# Direction:
Each line in the entries below that holds the string "evaporation" is to be listed.

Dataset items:
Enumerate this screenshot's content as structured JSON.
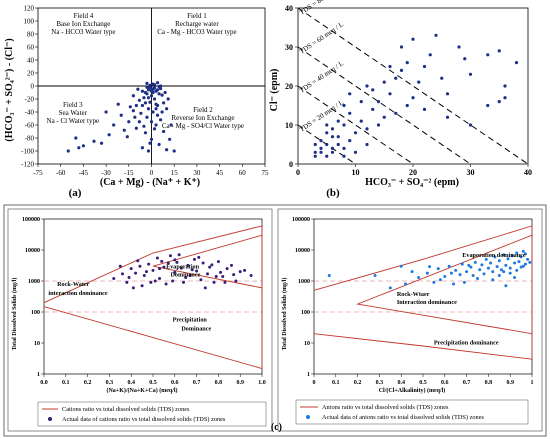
{
  "panel_labels": {
    "a": "(a)",
    "b": "(b)",
    "c": "(c)"
  },
  "chart_data": [
    {
      "type": "scatter",
      "id": "a",
      "xlabel": "(Ca + Mg) - (Na⁺ + K⁺)",
      "ylabel": "(HCO₃⁻ + SO₄²⁻) - (Cl⁻)",
      "xlim": [
        -75,
        75
      ],
      "ylim": [
        -120,
        120
      ],
      "xticks": [
        -75,
        -60,
        -45,
        -30,
        -15,
        0,
        15,
        30,
        45,
        60,
        75
      ],
      "yticks": [
        -120,
        -100,
        -80,
        -60,
        -40,
        -20,
        0,
        20,
        40,
        60,
        80,
        100,
        120
      ],
      "xtick_labels": [
        "-75",
        "-60",
        "-45",
        "-30",
        "-15",
        "0",
        "15",
        "30",
        "45",
        "60",
        "75"
      ],
      "ytick_labels": [
        "-120",
        "-100",
        "-80",
        "-60",
        "-40",
        "-20",
        "0",
        "20",
        "40",
        "60",
        "80",
        "100",
        "120"
      ],
      "fields": [
        {
          "l1": "Field 4",
          "l2": "Base Ion Exchange",
          "l3": "Na - HCO3 Water type"
        },
        {
          "l1": "Field 1",
          "l2": "Recharge water",
          "l3": "Ca - Mg - HCO3 Water type"
        },
        {
          "l1": "Field 3",
          "l2": "Sea Water",
          "l3": "Na - Cl Water type"
        },
        {
          "l1": "Field 2",
          "l2": "Reverse Ion Exchange",
          "l3": "Ca - Mg - SO4/Cl Water type"
        }
      ],
      "points": [
        [
          -1,
          -2
        ],
        [
          0,
          -4
        ],
        [
          1,
          -5
        ],
        [
          -2,
          -6
        ],
        [
          2,
          -3
        ],
        [
          3,
          -8
        ],
        [
          -3,
          -2
        ],
        [
          4,
          -6
        ],
        [
          -4,
          -10
        ],
        [
          5,
          -12
        ],
        [
          6,
          -4
        ],
        [
          -6,
          -8
        ],
        [
          0,
          -15
        ],
        [
          2,
          -20
        ],
        [
          -1,
          -25
        ],
        [
          3,
          -28
        ],
        [
          -5,
          -18
        ],
        [
          -8,
          -22
        ],
        [
          -10,
          -30
        ],
        [
          7,
          -14
        ],
        [
          8,
          -26
        ],
        [
          -2,
          -35
        ],
        [
          1,
          -40
        ],
        [
          4,
          -45
        ],
        [
          -3,
          -48
        ],
        [
          6,
          -52
        ],
        [
          -7,
          -42
        ],
        [
          -12,
          -38
        ],
        [
          -15,
          -55
        ],
        [
          10,
          -35
        ],
        [
          -20,
          -45
        ],
        [
          -25,
          -60
        ],
        [
          -28,
          -75
        ],
        [
          -33,
          -88
        ],
        [
          -38,
          -85
        ],
        [
          -45,
          -92
        ],
        [
          -48,
          -95
        ],
        [
          -50,
          -80
        ],
        [
          -55,
          -100
        ],
        [
          -18,
          -68
        ],
        [
          -10,
          -65
        ],
        [
          -4,
          -72
        ],
        [
          0,
          -82
        ],
        [
          5,
          -90
        ],
        [
          -6,
          -95
        ],
        [
          -2,
          -100
        ],
        [
          10,
          -98
        ],
        [
          12,
          -82
        ],
        [
          15,
          -100
        ],
        [
          8,
          -70
        ],
        [
          3,
          -60
        ],
        [
          -8,
          -55
        ],
        [
          -14,
          -32
        ],
        [
          -22,
          -28
        ],
        [
          -30,
          -40
        ],
        [
          -12,
          -15
        ],
        [
          -6,
          -30
        ],
        [
          -3,
          -12
        ],
        [
          0,
          -8
        ],
        [
          2,
          2
        ],
        [
          4,
          5
        ],
        [
          -1,
          1
        ],
        [
          5,
          -1
        ],
        [
          1,
          3
        ],
        [
          -3,
          4
        ],
        [
          6,
          0
        ],
        [
          9,
          -10
        ],
        [
          -9,
          -5
        ],
        [
          11,
          -20
        ],
        [
          -11,
          -48
        ],
        [
          13,
          -60
        ],
        [
          -16,
          -78
        ],
        [
          0,
          -55
        ],
        [
          2,
          -66
        ],
        [
          -1,
          -88
        ],
        [
          7,
          -40
        ],
        [
          -5,
          -62
        ],
        [
          3,
          -35
        ],
        [
          -2,
          -18
        ],
        [
          1,
          -10
        ],
        [
          -4,
          -26
        ],
        [
          4,
          -30
        ]
      ],
      "point_color": "#1e2f86"
    },
    {
      "type": "scatter",
      "id": "b",
      "xlabel": "HCO₃⁻ + SO₄⁻² (epm)",
      "ylabel": "Cl⁻ (epm)",
      "xlim": [
        0,
        40
      ],
      "ylim": [
        0,
        40
      ],
      "xticks": [
        0,
        10,
        20,
        30,
        40
      ],
      "yticks": [
        0,
        10,
        20,
        30,
        40
      ],
      "xtick_labels": [
        "0",
        "10",
        "20",
        "30",
        "40"
      ],
      "ytick_labels": [
        "0",
        "10",
        "20",
        "30",
        "40"
      ],
      "tds_lines": [
        {
          "label": "TDS = 80 meq / L",
          "c": 40
        },
        {
          "label": "TDS = 60 meq / L",
          "c": 30
        },
        {
          "label": "TDS = 40 meq / L",
          "c": 20
        },
        {
          "label": "TDS = 20 meq / L",
          "c": 10
        }
      ],
      "points": [
        [
          3,
          2
        ],
        [
          4,
          3
        ],
        [
          5,
          2
        ],
        [
          6,
          4
        ],
        [
          3,
          5
        ],
        [
          4,
          6
        ],
        [
          5,
          5
        ],
        [
          6,
          3
        ],
        [
          7,
          5
        ],
        [
          8,
          4
        ],
        [
          5,
          8
        ],
        [
          6,
          9
        ],
        [
          7,
          7
        ],
        [
          8,
          10
        ],
        [
          9,
          6
        ],
        [
          10,
          8
        ],
        [
          11,
          11
        ],
        [
          12,
          9
        ],
        [
          13,
          14
        ],
        [
          12,
          20
        ],
        [
          14,
          16
        ],
        [
          15,
          12
        ],
        [
          16,
          18
        ],
        [
          17,
          22
        ],
        [
          18,
          24
        ],
        [
          19,
          15
        ],
        [
          20,
          17
        ],
        [
          21,
          21
        ],
        [
          22,
          25
        ],
        [
          23,
          28
        ],
        [
          25,
          22
        ],
        [
          26,
          18
        ],
        [
          28,
          30
        ],
        [
          29,
          27
        ],
        [
          30,
          23
        ],
        [
          33,
          28
        ],
        [
          35,
          29
        ],
        [
          36,
          20
        ],
        [
          38,
          26
        ],
        [
          35,
          16
        ],
        [
          36,
          17
        ],
        [
          24,
          33
        ],
        [
          20,
          32
        ],
        [
          19,
          26
        ],
        [
          22,
          14
        ],
        [
          26,
          12
        ],
        [
          30,
          10
        ],
        [
          33,
          15
        ],
        [
          9,
          13
        ],
        [
          11,
          16
        ],
        [
          13,
          19
        ],
        [
          15,
          21
        ],
        [
          8,
          2
        ],
        [
          10,
          3
        ],
        [
          12,
          5
        ],
        [
          6,
          7
        ],
        [
          7,
          11
        ],
        [
          5,
          10
        ],
        [
          4,
          4
        ],
        [
          3,
          3
        ],
        [
          9,
          18
        ],
        [
          16,
          25
        ],
        [
          18,
          30
        ],
        [
          14,
          10
        ],
        [
          17,
          13
        ],
        [
          8,
          15
        ]
      ],
      "point_color": "#1e2f86"
    },
    {
      "type": "scatter",
      "id": "gibbs-cations",
      "xlabel": "(Na+K)/(Na+K+Ca) (meq/l)",
      "ylabel": "Total Dissolved Solids (mg/l)",
      "xlim": [
        0,
        1
      ],
      "ylim": [
        1,
        100000
      ],
      "yscale": "log",
      "xticks": [
        0,
        0.1,
        0.2,
        0.3,
        0.4,
        0.5,
        0.6,
        0.7,
        0.8,
        0.9,
        1.0
      ],
      "yticks": [
        1,
        10,
        100,
        1000,
        10000,
        100000
      ],
      "xtick_labels": [
        "0.0",
        "0.1",
        "0.2",
        "0.3",
        "0.4",
        "0.5",
        "0.6",
        "0.7",
        "0.8",
        "0.9",
        "1.0"
      ],
      "ytick_labels": [
        "1",
        "10",
        "100",
        "1000",
        "10000",
        "100000"
      ],
      "zones": {
        "evaporation": "Evaporation Dominance",
        "rock_1": "Rock-Water",
        "rock_2": "interaction dominance",
        "precip_1": "Precipitation",
        "precip_2": "Dominance"
      },
      "boundary": {
        "upper": [
          [
            0,
            200
          ],
          [
            0.5,
            8000
          ],
          [
            1,
            60000
          ]
        ],
        "lower": [
          [
            0,
            150
          ],
          [
            0.5,
            15
          ],
          [
            1,
            1.5
          ]
        ],
        "inner": [
          [
            1,
            30000
          ],
          [
            0.5,
            3000
          ],
          [
            1,
            600
          ]
        ]
      },
      "points": [
        [
          0.32,
          1200
        ],
        [
          0.35,
          3000
        ],
        [
          0.38,
          900
        ],
        [
          0.4,
          2500
        ],
        [
          0.42,
          1800
        ],
        [
          0.43,
          4500
        ],
        [
          0.45,
          700
        ],
        [
          0.46,
          1500
        ],
        [
          0.48,
          3500
        ],
        [
          0.5,
          2200
        ],
        [
          0.52,
          5500
        ],
        [
          0.53,
          1200
        ],
        [
          0.55,
          2800
        ],
        [
          0.56,
          800
        ],
        [
          0.58,
          6500
        ],
        [
          0.6,
          1900
        ],
        [
          0.61,
          4000
        ],
        [
          0.63,
          2600
        ],
        [
          0.64,
          900
        ],
        [
          0.66,
          3200
        ],
        [
          0.67,
          1500
        ],
        [
          0.69,
          5000
        ],
        [
          0.7,
          2100
        ],
        [
          0.72,
          1100
        ],
        [
          0.73,
          3800
        ],
        [
          0.75,
          1700
        ],
        [
          0.76,
          2800
        ],
        [
          0.78,
          900
        ],
        [
          0.8,
          4200
        ],
        [
          0.82,
          1400
        ],
        [
          0.84,
          2500
        ],
        [
          0.86,
          3200
        ],
        [
          0.88,
          1000
        ],
        [
          0.9,
          2000
        ],
        [
          0.95,
          1500
        ],
        [
          0.41,
          600
        ],
        [
          0.47,
          2000
        ],
        [
          0.51,
          1000
        ],
        [
          0.57,
          3800
        ],
        [
          0.62,
          7000
        ],
        [
          0.65,
          1300
        ],
        [
          0.68,
          2300
        ],
        [
          0.74,
          600
        ],
        [
          0.77,
          3300
        ],
        [
          0.81,
          1900
        ],
        [
          0.36,
          1700
        ],
        [
          0.44,
          3000
        ],
        [
          0.54,
          4300
        ],
        [
          0.59,
          1000
        ],
        [
          0.71,
          5800
        ],
        [
          0.79,
          1400
        ],
        [
          0.49,
          900
        ],
        [
          0.53,
          2500
        ],
        [
          0.39,
          1300
        ],
        [
          0.6,
          4800
        ],
        [
          0.83,
          900
        ],
        [
          0.87,
          1600
        ],
        [
          0.92,
          2200
        ]
      ],
      "point_color": "#3a1d7a",
      "legend": [
        {
          "kind": "line",
          "label": "Cations ratio vs total dissolved solids (TDS) zones"
        },
        {
          "kind": "dot",
          "label": "Actual data of cations ratio vs total dissolved solids (TDS) zones"
        }
      ]
    },
    {
      "type": "scatter",
      "id": "gibbs-anions",
      "xlabel": "Cl/(Cl+Alkalinity) (meq/l)",
      "ylabel": "Total Dissolved Solids (mg/l)",
      "xlim": [
        0,
        1
      ],
      "ylim": [
        1,
        100000
      ],
      "yscale": "log",
      "xticks": [
        0,
        0.1,
        0.2,
        0.3,
        0.4,
        0.5,
        0.6,
        0.7,
        0.8,
        0.9,
        1.0
      ],
      "yticks": [
        1,
        10,
        100,
        1000,
        10000,
        100000
      ],
      "xtick_labels": [
        "0",
        "0.1",
        "0.2",
        "0.3",
        "0.4",
        "0.5",
        "0.6",
        "0.7",
        "0.8",
        "0.9",
        "1"
      ],
      "ytick_labels": [
        "1",
        "10",
        "100",
        "1000",
        "10000",
        "100000"
      ],
      "zones": {
        "evaporation": "Evaporation dominance",
        "rock_1": "Rock-Wtaer",
        "rock_2": "Interaction dominance",
        "precip_1": "Precipitation dominance",
        "precip_2": ""
      },
      "boundary": {
        "upper": [
          [
            0,
            500
          ],
          [
            0.5,
            5000
          ],
          [
            1,
            60000
          ]
        ],
        "lower": [
          [
            0,
            20
          ],
          [
            0.5,
            8
          ],
          [
            1,
            3
          ]
        ],
        "inner": [
          [
            1,
            30000
          ],
          [
            0.2,
            180
          ],
          [
            1,
            20
          ]
        ]
      },
      "points": [
        [
          0.07,
          1500
        ],
        [
          0.28,
          1500
        ],
        [
          0.35,
          600
        ],
        [
          0.4,
          3000
        ],
        [
          0.42,
          800
        ],
        [
          0.45,
          2000
        ],
        [
          0.48,
          1300
        ],
        [
          0.52,
          1800
        ],
        [
          0.55,
          900
        ],
        [
          0.57,
          2500
        ],
        [
          0.6,
          1400
        ],
        [
          0.62,
          3000
        ],
        [
          0.63,
          1800
        ],
        [
          0.65,
          2200
        ],
        [
          0.67,
          1600
        ],
        [
          0.68,
          3500
        ],
        [
          0.7,
          2000
        ],
        [
          0.72,
          2800
        ],
        [
          0.73,
          1500
        ],
        [
          0.74,
          4000
        ],
        [
          0.76,
          2300
        ],
        [
          0.77,
          3300
        ],
        [
          0.78,
          1700
        ],
        [
          0.79,
          5000
        ],
        [
          0.8,
          2600
        ],
        [
          0.81,
          3800
        ],
        [
          0.82,
          2000
        ],
        [
          0.83,
          6000
        ],
        [
          0.84,
          2900
        ],
        [
          0.85,
          4500
        ],
        [
          0.86,
          2300
        ],
        [
          0.87,
          7000
        ],
        [
          0.88,
          3200
        ],
        [
          0.89,
          5200
        ],
        [
          0.9,
          2600
        ],
        [
          0.91,
          6500
        ],
        [
          0.92,
          3800
        ],
        [
          0.93,
          8000
        ],
        [
          0.94,
          4200
        ],
        [
          0.95,
          6000
        ],
        [
          0.96,
          3000
        ],
        [
          0.97,
          7500
        ],
        [
          0.98,
          5000
        ],
        [
          0.99,
          4000
        ],
        [
          0.75,
          1200
        ],
        [
          0.69,
          900
        ],
        [
          0.58,
          1100
        ],
        [
          0.85,
          1500
        ],
        [
          0.9,
          1800
        ],
        [
          0.93,
          2200
        ],
        [
          0.95,
          2800
        ],
        [
          0.96,
          9000
        ],
        [
          0.88,
          700
        ],
        [
          0.71,
          3200
        ],
        [
          0.64,
          800
        ],
        [
          0.53,
          2900
        ],
        [
          0.82,
          1100
        ],
        [
          0.87,
          2000
        ],
        [
          0.97,
          3500
        ],
        [
          0.92,
          1300
        ]
      ],
      "point_color": "#1e7ae0",
      "legend": [
        {
          "kind": "line",
          "label": "Anions ratio vs total dissolved solids (TDS) zones"
        },
        {
          "kind": "dot",
          "label": "Actual data of anions ratio vs total dissolved solids (TDS) zones"
        }
      ]
    }
  ]
}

# Result of this task:
        "evaporation": "Evaporation Dominance",
        "evaporation": "Evaporation dominance",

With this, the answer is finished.